── EXERCISE MATERIAL
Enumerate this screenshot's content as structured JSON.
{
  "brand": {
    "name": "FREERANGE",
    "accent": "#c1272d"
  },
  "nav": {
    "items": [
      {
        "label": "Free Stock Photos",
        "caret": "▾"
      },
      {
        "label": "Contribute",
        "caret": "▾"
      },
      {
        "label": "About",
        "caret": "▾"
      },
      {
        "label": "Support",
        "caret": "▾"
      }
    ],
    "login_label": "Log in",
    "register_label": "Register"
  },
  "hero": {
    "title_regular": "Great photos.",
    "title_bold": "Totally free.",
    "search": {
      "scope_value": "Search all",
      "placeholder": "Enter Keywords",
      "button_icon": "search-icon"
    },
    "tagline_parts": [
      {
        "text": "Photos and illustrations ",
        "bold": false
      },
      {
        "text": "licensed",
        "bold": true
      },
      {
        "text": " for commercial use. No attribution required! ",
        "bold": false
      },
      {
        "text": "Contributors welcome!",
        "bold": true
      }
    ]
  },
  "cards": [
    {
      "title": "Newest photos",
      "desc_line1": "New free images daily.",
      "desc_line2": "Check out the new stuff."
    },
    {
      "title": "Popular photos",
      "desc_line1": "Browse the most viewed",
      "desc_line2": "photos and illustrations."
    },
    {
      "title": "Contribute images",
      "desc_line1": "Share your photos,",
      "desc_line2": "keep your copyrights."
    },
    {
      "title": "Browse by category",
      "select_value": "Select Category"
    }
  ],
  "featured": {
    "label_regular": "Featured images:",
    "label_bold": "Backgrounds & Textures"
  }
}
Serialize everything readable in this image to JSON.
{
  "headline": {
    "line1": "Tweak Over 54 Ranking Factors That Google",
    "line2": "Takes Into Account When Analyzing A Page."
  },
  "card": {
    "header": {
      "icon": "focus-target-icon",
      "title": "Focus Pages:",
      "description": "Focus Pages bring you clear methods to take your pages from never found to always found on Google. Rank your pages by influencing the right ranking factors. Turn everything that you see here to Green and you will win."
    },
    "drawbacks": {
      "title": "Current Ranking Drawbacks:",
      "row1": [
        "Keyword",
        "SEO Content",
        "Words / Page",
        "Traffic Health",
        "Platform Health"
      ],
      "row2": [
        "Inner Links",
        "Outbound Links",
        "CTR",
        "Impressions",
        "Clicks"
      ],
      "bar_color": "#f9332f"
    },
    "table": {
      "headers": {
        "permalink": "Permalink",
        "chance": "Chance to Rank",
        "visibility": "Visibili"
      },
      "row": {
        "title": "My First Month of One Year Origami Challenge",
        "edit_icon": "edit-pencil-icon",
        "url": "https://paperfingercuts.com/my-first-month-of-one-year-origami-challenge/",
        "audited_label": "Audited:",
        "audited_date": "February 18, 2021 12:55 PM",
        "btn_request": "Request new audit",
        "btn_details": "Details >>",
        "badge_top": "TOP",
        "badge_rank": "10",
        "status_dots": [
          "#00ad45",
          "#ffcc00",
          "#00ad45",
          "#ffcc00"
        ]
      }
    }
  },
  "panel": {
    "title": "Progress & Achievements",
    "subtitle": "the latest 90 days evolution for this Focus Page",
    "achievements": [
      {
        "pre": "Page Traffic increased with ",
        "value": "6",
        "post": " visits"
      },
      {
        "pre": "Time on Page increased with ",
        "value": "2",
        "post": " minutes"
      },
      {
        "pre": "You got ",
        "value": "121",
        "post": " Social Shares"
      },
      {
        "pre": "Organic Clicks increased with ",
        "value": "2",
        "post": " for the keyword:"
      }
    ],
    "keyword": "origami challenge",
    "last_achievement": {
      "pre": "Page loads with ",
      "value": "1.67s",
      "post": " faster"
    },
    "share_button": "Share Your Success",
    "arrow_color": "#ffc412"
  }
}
────
### GIVEN TASK
All of the entries above should be written out again exactly.

### SOLUTION BELOW
Enumerate this screenshot's content as structured JSON.
{
  "brand": {
    "name": "FREERANGE",
    "accent": "#c1272d"
  },
  "nav": {
    "items": [
      {
        "label": "Free Stock Photos",
        "caret": "▾"
      },
      {
        "label": "Contribute",
        "caret": "▾"
      },
      {
        "label": "About",
        "caret": "▾"
      },
      {
        "label": "Support",
        "caret": "▾"
      }
    ],
    "login_label": "Log in",
    "register_label": "Register"
  },
  "hero": {
    "title_regular": "Great photos.",
    "title_bold": "Totally free.",
    "search": {
      "scope_value": "Search all",
      "placeholder": "Enter Keywords",
      "button_icon": "search-icon"
    },
    "tagline_parts": [
      {
        "text": "Photos and illustrations ",
        "bold": false
      },
      {
        "text": "licensed",
        "bold": true
      },
      {
        "text": " for commercial use. No attribution required! ",
        "bold": false
      },
      {
        "text": "Contributors welcome!",
        "bold": true
      }
    ]
  },
  "cards": [
    {
      "title": "Newest photos",
      "desc_line1": "New free images daily.",
      "desc_line2": "Check out the new stuff."
    },
    {
      "title": "Popular photos",
      "desc_line1": "Browse the most viewed",
      "desc_line2": "photos and illustrations."
    },
    {
      "title": "Contribute images",
      "desc_line1": "Share your photos,",
      "desc_line2": "keep your copyrights."
    },
    {
      "title": "Browse by category",
      "select_value": "Select Category"
    }
  ],
  "featured": {
    "label_regular": "Featured images:",
    "label_bold": "Backgrounds & Textures"
  }
}
Serialize everything readable in this image to JSON.
{
  "headline": {
    "line1": "Tweak Over 54 Ranking Factors That Google",
    "line2": "Takes Into Account When Analyzing A Page."
  },
  "card": {
    "header": {
      "icon": "focus-target-icon",
      "title": "Focus Pages:",
      "description": "Focus Pages bring you clear methods to take your pages from never found to always found on Google. Rank your pages by influencing the right ranking factors. Turn everything that you see here to Green and you will win."
    },
    "drawbacks": {
      "title": "Current Ranking Drawbacks:",
      "row1": [
        "Keyword",
        "SEO Content",
        "Words / Page",
        "Traffic Health",
        "Platform Health"
      ],
      "row2": [
        "Inner Links",
        "Outbound Links",
        "CTR",
        "Impressions",
        "Clicks"
      ],
      "bar_color": "#f9332f"
    },
    "table": {
      "headers": {
        "permalink": "Permalink",
        "chance": "Chance to Rank",
        "visibility": "Visibili"
      },
      "row": {
        "title": "My First Month of One Year Origami Challenge",
        "edit_icon": "edit-pencil-icon",
        "url": "https://paperfingercuts.com/my-first-month-of-one-year-origami-challenge/",
        "audited_label": "Audited:",
        "audited_date": "February 18, 2021 12:55 PM",
        "btn_request": "Request new audit",
        "btn_details": "Details >>",
        "badge_top": "TOP",
        "badge_rank": "10",
        "status_dots": [
          "#00ad45",
          "#ffcc00",
          "#00ad45",
          "#ffcc00"
        ]
      }
    }
  },
  "panel": {
    "title": "Progress & Achievements",
    "subtitle": "the latest 90 days evolution for this Focus Page",
    "achievements": [
      {
        "pre": "Page Traffic increased with ",
        "value": "6",
        "post": " visits"
      },
      {
        "pre": "Time on Page increased with ",
        "value": "2",
        "post": " minutes"
      },
      {
        "pre": "You got ",
        "value": "121",
        "post": " Social Shares"
      },
      {
        "pre": "Organic Clicks increased with ",
        "value": "2",
        "post": " for the keyword:"
      }
    ],
    "keyword": "origami challenge",
    "last_achievement": {
      "pre": "Page loads with ",
      "value": "1.67s",
      "post": " faster"
    },
    "share_button": "Share Your Success",
    "arrow_color": "#ffc412"
  }
}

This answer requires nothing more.